> [Given records]
========================================
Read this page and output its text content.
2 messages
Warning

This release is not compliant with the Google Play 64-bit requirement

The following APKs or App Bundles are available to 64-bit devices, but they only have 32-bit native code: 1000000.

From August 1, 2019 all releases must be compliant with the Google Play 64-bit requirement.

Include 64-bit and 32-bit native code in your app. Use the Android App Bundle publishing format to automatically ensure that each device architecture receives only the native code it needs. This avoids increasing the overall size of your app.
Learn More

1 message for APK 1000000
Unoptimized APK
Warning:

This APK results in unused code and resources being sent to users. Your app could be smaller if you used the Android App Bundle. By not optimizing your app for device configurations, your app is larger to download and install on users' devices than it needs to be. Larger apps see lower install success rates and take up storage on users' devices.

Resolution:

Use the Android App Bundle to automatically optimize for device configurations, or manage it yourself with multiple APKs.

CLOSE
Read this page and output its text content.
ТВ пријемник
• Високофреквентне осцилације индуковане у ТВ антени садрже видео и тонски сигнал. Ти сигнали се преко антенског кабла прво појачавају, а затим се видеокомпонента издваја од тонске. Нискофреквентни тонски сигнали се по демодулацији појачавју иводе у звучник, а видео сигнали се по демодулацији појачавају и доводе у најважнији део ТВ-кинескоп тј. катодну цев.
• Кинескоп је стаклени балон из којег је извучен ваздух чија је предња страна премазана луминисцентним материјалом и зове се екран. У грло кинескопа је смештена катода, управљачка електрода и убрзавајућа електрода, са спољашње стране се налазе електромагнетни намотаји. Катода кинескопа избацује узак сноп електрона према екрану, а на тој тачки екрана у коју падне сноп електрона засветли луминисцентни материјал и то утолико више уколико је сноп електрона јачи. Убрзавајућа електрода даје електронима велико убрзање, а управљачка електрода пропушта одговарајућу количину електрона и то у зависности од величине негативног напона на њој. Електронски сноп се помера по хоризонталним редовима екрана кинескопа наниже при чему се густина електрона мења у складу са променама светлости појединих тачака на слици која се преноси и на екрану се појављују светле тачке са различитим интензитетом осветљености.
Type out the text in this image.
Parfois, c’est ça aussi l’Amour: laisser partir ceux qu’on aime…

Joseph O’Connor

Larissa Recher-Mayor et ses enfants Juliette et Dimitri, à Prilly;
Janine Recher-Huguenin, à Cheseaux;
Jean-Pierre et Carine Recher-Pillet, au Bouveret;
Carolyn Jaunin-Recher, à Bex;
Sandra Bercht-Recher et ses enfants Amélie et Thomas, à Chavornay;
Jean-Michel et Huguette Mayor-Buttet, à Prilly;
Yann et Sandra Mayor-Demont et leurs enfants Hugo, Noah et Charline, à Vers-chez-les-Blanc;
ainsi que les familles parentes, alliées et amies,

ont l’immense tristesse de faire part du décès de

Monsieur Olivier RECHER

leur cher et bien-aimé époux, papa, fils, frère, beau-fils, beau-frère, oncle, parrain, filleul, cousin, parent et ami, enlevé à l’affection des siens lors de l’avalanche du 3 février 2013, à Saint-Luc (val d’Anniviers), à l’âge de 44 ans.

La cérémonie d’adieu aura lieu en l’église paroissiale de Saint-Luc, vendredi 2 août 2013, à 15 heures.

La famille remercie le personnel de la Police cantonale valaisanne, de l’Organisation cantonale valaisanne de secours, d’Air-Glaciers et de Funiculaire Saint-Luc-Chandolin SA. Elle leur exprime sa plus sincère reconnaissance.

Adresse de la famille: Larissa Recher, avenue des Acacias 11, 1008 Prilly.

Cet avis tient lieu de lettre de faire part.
========================================
> [Set problem]
Go through the entries and return each line where the word "Google" appears.

> [Finished answer]
This release is not compliant with the Google Play 64-bit requirement
From August 1, 2019 all releases must be compliant with the Google Play 64-bit requirement.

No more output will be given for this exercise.